Problem
Do any lines in the data below contain "following"? If so, copy every one of them.

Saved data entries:
·····

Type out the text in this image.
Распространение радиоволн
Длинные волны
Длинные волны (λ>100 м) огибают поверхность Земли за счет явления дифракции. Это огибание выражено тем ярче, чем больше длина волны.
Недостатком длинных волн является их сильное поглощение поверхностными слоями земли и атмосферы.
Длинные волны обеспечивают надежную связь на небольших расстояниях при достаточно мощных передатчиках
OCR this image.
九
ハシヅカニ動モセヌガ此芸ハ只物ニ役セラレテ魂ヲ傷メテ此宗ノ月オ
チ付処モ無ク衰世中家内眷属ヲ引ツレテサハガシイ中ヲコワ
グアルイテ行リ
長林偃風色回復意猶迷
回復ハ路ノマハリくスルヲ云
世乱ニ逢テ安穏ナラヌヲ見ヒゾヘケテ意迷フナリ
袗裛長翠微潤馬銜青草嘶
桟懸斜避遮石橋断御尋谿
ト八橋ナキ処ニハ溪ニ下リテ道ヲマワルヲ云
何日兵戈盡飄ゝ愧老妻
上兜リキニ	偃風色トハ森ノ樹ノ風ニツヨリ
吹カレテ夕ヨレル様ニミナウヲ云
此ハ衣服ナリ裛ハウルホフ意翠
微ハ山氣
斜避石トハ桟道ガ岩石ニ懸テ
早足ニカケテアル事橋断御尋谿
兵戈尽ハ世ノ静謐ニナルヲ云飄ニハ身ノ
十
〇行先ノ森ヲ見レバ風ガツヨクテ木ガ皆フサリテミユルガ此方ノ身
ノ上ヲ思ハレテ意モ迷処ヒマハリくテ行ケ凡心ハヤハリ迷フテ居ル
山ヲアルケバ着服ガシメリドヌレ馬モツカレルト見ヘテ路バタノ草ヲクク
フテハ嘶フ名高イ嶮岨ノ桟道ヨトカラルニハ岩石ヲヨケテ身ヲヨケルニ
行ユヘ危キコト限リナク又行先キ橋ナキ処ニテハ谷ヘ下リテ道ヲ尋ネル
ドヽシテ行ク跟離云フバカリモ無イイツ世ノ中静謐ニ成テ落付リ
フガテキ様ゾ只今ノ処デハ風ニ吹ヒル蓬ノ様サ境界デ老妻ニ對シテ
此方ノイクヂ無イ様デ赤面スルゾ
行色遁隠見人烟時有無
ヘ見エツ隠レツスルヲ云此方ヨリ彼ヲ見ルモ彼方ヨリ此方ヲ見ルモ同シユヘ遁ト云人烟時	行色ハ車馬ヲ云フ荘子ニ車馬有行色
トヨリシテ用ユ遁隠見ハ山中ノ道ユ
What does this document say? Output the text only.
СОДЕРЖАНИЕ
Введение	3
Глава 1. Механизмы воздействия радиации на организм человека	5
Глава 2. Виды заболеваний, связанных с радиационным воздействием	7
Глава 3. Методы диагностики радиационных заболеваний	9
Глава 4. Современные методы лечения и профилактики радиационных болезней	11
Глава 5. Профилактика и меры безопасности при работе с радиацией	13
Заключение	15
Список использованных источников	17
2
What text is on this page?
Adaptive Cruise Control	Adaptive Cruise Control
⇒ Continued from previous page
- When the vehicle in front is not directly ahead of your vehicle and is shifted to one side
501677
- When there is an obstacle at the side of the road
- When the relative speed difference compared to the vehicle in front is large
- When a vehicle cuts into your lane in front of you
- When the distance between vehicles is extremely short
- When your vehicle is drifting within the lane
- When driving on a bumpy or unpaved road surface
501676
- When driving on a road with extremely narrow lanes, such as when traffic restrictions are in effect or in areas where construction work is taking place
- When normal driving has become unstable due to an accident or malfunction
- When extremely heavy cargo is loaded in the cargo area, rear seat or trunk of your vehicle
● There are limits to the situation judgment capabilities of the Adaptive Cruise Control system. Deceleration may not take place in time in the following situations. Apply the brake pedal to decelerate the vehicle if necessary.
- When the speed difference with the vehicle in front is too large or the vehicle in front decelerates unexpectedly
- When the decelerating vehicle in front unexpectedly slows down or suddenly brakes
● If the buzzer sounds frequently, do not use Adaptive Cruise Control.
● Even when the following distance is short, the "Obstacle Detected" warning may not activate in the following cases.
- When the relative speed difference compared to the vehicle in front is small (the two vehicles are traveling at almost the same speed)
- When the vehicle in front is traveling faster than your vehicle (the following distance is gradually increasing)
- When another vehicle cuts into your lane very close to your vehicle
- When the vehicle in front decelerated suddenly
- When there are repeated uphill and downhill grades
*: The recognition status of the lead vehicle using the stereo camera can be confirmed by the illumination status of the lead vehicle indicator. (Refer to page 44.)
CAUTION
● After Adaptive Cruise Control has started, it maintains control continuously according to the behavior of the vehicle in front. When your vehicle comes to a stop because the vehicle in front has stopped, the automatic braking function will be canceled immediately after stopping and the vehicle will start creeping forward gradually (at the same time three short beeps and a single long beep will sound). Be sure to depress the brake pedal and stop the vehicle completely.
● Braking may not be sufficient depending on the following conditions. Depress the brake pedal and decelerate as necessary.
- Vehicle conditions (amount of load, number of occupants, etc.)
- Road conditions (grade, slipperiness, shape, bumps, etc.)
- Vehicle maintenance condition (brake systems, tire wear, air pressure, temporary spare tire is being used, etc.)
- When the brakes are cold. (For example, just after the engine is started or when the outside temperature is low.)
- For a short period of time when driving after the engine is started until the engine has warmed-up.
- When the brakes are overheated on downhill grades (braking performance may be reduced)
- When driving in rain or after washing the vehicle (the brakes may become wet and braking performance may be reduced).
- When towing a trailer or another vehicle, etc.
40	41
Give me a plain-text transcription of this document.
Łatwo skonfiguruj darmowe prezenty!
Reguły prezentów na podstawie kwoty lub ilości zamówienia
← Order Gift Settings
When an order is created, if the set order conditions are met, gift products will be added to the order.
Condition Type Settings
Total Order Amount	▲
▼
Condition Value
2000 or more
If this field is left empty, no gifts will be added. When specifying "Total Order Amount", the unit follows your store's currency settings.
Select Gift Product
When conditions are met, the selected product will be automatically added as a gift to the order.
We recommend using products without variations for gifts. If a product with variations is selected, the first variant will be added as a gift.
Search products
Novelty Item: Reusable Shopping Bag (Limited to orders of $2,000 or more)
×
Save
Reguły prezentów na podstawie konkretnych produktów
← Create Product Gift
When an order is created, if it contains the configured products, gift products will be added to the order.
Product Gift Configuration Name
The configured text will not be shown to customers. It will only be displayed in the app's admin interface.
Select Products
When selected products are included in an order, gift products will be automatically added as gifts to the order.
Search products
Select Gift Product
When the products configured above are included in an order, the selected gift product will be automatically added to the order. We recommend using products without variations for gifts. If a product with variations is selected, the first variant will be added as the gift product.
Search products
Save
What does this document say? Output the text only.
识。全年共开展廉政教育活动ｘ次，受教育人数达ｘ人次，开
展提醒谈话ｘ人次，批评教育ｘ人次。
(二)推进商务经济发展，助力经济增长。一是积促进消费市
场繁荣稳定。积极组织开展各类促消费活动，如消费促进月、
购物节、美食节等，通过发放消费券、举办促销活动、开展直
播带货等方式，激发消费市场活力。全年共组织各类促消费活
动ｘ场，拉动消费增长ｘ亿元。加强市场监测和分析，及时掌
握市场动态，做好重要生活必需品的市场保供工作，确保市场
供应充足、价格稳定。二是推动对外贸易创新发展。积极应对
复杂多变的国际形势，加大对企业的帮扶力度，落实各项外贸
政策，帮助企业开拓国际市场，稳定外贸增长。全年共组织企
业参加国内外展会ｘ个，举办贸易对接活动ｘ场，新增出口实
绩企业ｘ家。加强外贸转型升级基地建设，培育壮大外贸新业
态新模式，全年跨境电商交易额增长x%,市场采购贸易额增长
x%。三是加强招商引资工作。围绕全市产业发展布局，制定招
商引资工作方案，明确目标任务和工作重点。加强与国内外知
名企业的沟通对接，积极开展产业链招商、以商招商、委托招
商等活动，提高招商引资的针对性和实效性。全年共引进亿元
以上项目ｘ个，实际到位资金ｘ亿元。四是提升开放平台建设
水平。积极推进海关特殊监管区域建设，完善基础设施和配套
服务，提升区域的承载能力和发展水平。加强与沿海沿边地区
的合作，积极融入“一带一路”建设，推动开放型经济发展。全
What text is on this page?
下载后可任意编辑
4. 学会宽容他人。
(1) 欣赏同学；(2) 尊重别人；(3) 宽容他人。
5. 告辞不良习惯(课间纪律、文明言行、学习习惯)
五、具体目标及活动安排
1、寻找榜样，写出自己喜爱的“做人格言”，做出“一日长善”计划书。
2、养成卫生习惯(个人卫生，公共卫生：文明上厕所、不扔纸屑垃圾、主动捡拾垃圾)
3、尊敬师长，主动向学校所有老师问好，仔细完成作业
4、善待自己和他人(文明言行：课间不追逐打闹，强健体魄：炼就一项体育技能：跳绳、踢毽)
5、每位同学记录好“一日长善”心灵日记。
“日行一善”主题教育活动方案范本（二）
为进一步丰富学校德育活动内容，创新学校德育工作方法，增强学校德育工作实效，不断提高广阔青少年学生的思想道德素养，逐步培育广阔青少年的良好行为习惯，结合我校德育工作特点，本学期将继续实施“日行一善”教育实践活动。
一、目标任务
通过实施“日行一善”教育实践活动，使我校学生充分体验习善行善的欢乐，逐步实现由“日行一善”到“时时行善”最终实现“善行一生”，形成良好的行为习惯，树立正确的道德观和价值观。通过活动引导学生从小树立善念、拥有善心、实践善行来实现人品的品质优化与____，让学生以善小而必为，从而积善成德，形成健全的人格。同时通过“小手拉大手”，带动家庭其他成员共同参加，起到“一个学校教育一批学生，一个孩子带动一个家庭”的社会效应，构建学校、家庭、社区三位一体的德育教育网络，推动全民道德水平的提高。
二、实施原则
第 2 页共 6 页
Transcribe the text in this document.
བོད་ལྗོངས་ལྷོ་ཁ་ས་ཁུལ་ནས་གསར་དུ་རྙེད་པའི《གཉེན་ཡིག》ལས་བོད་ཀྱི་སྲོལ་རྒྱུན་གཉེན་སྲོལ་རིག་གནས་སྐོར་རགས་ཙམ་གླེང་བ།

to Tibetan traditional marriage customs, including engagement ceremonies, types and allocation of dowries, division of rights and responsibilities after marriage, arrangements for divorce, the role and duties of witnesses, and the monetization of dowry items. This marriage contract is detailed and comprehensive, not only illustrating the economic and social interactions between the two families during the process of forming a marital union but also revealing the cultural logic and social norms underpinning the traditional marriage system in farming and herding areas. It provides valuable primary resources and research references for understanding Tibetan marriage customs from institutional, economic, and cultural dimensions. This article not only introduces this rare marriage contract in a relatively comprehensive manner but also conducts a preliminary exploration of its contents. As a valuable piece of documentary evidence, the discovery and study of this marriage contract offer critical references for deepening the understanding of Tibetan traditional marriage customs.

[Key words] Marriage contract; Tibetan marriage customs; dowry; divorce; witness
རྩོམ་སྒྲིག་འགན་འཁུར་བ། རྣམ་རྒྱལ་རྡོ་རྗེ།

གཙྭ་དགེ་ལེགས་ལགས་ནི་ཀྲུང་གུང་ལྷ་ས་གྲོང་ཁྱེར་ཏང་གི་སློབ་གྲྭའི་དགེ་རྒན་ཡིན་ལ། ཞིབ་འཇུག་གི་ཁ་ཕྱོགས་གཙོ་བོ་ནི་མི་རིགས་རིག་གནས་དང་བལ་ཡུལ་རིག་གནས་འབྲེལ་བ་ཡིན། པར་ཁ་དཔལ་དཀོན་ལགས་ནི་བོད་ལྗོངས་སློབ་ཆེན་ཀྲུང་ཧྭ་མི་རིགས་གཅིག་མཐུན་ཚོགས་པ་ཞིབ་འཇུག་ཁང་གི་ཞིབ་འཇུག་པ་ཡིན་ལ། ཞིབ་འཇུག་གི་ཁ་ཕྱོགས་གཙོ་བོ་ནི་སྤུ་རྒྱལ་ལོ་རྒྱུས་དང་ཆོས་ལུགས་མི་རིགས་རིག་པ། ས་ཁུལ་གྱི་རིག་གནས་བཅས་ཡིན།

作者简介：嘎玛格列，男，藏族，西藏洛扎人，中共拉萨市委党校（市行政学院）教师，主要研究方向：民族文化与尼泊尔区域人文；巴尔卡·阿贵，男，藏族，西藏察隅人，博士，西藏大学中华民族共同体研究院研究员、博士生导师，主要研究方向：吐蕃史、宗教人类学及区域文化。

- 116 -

·····

Output below
● There are limits to the situation judgment capabilities of the Adaptive Cruise Control system. Deceleration may not take place in time in the following situations. Apply the brake pedal to decelerate the vehicle if necessary.
● Even when the following distance is short, the "Obstacle Detected" warning may not activate in the following cases.
- When the vehicle in front is traveling faster than your vehicle (the following distance is gradually increasing)
● Braking may not be sufficient depending on the following conditions. Depress the brake pedal and decelerate as necessary.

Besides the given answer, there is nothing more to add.